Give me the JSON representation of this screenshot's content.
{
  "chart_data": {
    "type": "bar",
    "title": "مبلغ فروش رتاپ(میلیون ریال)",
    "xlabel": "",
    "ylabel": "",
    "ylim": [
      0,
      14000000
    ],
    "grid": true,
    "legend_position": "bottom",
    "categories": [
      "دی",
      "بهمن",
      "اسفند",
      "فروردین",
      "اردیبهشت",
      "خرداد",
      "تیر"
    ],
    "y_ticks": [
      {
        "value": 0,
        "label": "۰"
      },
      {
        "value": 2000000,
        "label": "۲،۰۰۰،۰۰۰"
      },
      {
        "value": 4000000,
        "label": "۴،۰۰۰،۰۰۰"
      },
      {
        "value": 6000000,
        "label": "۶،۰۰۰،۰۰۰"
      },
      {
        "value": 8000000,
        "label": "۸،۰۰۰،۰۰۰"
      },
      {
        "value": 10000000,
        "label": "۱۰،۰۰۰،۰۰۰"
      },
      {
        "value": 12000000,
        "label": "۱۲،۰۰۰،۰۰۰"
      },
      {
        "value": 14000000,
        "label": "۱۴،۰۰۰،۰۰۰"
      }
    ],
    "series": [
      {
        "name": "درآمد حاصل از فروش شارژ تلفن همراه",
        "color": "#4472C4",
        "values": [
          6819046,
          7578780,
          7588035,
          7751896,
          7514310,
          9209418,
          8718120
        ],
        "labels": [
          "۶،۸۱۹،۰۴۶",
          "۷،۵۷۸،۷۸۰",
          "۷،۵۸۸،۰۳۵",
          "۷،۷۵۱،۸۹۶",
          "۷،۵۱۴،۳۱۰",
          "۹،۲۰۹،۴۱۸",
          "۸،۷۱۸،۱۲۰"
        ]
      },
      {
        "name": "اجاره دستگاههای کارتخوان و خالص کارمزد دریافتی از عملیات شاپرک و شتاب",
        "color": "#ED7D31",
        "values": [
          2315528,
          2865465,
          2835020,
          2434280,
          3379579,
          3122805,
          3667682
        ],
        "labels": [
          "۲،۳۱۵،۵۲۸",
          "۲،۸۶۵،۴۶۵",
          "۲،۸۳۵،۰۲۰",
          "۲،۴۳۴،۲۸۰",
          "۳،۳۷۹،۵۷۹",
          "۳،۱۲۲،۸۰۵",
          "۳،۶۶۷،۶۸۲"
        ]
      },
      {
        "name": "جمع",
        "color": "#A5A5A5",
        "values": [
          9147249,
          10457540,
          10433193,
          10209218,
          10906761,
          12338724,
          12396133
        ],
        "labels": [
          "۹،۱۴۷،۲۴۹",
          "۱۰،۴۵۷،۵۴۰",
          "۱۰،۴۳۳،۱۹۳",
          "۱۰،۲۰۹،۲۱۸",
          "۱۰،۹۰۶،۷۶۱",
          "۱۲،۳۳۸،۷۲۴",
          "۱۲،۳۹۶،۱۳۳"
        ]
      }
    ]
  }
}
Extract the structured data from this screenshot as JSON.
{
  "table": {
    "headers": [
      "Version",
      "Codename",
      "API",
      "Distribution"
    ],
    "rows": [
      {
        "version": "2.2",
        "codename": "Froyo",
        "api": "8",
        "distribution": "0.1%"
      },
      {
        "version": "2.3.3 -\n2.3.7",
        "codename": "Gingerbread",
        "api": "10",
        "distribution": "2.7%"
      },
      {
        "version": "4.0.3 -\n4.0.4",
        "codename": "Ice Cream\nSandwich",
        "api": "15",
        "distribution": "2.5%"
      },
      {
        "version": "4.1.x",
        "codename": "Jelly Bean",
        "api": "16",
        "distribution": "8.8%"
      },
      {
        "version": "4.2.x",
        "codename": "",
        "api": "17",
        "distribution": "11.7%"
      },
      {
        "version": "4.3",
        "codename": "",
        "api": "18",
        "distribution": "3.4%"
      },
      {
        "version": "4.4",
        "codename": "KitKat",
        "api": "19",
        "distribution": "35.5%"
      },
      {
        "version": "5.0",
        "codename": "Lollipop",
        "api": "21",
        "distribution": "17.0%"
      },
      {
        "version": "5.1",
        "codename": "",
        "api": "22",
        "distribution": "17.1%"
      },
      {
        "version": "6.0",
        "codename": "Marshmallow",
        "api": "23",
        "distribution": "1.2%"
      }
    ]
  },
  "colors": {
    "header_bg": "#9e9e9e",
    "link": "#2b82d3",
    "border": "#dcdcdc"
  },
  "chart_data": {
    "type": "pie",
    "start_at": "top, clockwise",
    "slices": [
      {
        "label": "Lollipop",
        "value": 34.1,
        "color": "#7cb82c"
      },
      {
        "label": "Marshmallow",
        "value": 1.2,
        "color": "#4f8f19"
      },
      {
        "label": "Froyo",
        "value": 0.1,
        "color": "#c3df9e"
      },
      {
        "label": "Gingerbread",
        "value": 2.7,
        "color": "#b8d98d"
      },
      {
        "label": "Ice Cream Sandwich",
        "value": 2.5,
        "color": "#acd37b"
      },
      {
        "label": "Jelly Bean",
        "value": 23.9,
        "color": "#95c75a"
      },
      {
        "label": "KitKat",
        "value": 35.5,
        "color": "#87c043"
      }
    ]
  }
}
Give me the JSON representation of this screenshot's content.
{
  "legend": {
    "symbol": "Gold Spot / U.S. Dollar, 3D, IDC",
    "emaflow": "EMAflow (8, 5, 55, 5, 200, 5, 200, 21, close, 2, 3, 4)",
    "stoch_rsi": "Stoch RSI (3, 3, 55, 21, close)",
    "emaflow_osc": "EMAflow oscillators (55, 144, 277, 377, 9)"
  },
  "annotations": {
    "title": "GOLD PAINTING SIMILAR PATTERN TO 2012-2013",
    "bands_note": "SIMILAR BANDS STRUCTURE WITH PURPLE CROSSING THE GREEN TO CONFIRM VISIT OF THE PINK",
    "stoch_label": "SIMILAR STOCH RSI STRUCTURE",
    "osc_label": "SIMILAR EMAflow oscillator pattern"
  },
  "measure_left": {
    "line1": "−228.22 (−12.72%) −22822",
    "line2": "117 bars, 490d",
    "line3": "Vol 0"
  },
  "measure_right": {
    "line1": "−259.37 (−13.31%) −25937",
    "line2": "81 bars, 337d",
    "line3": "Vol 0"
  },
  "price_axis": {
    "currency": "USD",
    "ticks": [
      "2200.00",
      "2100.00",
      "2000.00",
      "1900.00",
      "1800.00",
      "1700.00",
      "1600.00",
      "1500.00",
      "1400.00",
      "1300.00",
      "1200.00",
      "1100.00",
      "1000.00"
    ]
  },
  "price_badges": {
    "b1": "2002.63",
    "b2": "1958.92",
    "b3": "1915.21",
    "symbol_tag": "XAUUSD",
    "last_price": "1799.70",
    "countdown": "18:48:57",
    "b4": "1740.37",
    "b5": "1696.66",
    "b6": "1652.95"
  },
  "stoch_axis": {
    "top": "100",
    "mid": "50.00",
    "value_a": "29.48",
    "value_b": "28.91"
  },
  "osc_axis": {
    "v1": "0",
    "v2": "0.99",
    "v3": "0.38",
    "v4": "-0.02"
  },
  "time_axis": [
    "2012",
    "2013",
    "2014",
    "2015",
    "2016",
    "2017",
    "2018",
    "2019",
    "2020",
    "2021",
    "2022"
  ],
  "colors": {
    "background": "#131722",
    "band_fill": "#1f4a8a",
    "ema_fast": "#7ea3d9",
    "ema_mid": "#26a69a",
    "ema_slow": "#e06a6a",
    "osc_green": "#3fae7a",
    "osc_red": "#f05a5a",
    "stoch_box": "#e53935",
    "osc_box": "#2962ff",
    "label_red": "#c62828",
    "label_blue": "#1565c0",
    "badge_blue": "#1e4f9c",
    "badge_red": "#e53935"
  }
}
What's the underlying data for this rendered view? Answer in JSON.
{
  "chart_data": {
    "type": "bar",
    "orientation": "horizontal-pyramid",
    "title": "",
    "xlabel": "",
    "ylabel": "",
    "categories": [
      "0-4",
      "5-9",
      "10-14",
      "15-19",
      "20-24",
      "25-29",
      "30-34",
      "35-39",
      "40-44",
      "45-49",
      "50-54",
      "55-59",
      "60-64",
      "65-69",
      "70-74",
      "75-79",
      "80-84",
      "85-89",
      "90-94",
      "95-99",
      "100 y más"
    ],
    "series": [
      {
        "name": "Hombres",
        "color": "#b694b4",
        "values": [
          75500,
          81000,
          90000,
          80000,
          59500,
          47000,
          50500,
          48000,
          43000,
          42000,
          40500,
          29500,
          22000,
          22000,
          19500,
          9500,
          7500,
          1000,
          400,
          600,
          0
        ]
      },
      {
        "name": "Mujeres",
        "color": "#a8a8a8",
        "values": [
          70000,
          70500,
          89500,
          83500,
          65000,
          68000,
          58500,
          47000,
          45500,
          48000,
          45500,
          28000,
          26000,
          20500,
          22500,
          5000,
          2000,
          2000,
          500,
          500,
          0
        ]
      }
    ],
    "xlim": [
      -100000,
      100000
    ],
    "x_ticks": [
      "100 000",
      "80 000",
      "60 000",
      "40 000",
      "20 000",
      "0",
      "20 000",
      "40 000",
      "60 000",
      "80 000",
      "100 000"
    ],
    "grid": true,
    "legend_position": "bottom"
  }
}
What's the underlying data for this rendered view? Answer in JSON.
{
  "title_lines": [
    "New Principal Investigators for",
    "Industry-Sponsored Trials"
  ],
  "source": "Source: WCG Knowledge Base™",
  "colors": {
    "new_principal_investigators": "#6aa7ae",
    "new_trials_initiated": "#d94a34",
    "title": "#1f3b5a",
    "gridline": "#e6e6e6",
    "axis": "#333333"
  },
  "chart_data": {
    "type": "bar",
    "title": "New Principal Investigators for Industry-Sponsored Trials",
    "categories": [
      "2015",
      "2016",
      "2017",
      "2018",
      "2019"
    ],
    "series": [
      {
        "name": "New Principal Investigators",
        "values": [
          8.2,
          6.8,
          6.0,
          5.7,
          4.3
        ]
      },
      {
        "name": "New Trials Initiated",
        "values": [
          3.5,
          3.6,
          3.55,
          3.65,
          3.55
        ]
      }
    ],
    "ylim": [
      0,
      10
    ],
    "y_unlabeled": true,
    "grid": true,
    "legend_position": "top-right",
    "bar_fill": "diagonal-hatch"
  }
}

──────

Problem description: Search the data above for the word "bottom", then gather each line in which it appears.

Finished exercise:
    "legend_position": "bottom",
    "legend_position": "bottom"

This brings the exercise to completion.